[Set problem]
In the material below, list every line carrying the string "小马拉大车".

START Supplied entries

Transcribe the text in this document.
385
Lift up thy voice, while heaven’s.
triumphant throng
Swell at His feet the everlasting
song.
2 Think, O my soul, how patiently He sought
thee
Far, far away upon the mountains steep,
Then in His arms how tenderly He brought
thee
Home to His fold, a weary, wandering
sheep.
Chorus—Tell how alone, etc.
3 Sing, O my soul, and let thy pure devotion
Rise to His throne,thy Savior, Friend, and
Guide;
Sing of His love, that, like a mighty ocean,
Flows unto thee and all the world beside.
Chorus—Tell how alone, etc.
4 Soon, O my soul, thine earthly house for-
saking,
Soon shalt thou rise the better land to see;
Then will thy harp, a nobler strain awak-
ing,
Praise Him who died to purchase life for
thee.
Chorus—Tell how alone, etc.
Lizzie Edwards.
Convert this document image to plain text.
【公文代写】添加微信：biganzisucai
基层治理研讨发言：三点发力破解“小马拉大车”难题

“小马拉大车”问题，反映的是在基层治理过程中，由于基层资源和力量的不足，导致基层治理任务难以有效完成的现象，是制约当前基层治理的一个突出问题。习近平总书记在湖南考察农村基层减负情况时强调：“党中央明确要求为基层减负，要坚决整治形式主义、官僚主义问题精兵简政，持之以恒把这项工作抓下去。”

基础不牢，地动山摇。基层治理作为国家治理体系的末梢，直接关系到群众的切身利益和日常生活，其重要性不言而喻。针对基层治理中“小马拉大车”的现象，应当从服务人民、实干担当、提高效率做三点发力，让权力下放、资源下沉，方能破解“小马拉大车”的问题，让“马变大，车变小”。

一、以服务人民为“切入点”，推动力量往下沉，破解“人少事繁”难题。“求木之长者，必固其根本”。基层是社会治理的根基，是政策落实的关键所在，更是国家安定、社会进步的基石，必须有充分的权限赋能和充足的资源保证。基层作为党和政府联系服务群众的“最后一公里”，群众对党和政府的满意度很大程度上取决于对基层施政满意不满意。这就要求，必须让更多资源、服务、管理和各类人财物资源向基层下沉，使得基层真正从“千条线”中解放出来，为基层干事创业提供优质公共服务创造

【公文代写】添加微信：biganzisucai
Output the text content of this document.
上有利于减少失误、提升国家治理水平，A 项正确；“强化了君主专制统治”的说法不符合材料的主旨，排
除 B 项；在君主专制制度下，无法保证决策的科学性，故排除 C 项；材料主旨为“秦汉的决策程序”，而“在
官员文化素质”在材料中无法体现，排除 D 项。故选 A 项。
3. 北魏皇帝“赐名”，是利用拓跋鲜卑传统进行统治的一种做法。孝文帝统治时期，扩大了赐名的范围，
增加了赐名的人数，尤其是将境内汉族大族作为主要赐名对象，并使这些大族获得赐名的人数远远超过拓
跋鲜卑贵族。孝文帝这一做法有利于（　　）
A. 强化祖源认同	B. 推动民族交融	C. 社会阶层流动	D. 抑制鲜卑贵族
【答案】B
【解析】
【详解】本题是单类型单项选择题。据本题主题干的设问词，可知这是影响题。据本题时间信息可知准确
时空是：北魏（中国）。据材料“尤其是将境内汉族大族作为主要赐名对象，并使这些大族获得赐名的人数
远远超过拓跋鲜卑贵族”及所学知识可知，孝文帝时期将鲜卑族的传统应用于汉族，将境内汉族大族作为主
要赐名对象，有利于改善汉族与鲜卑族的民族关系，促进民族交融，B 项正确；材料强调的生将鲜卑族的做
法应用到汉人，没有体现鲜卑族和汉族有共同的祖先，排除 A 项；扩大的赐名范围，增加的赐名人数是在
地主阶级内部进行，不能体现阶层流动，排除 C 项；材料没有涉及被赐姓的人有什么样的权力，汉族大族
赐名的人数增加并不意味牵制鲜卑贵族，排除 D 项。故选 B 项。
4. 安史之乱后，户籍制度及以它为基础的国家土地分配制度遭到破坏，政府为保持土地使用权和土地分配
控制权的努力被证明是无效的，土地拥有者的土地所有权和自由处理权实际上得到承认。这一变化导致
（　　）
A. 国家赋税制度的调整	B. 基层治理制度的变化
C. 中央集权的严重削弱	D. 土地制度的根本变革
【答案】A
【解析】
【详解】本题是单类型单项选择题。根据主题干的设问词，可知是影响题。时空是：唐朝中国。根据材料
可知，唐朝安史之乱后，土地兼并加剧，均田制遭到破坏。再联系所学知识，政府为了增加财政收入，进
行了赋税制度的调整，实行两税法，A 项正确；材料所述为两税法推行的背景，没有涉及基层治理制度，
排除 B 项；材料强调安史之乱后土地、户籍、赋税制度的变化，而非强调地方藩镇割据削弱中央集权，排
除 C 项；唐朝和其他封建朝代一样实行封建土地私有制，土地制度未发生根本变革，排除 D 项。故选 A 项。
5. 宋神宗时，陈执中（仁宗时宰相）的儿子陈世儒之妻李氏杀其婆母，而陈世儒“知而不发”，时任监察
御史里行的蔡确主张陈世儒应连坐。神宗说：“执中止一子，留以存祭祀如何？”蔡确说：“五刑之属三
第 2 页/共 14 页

END Supplied entries

[Exercise output]
基层治理研讨发言：三点发力破解“小马拉大车”难题
“小马拉大车”问题，反映的是在基层治理过程中，由于基层资源和力量的不足，导致基层治理任务难以有效完成的现象，是制约当前基层治理的一个突出问题。习近平总书记在湖南考察农村基层减负情况时强调：“党中央明确要求为基层减负，要坚决整治形式主义、官僚主义问题精兵简政，持之以恒把这项工作抓下去。”
基础不牢，地动山摇。基层治理作为国家治理体系的末梢，直接关系到群众的切身利益和日常生活，其重要性不言而喻。针对基层治理中“小马拉大车”的现象，应当从服务人民、实干担当、提高效率做三点发力，让权力下放、资源下沉，方能破解“小马拉大车”的问题，让“马变大，车变小”。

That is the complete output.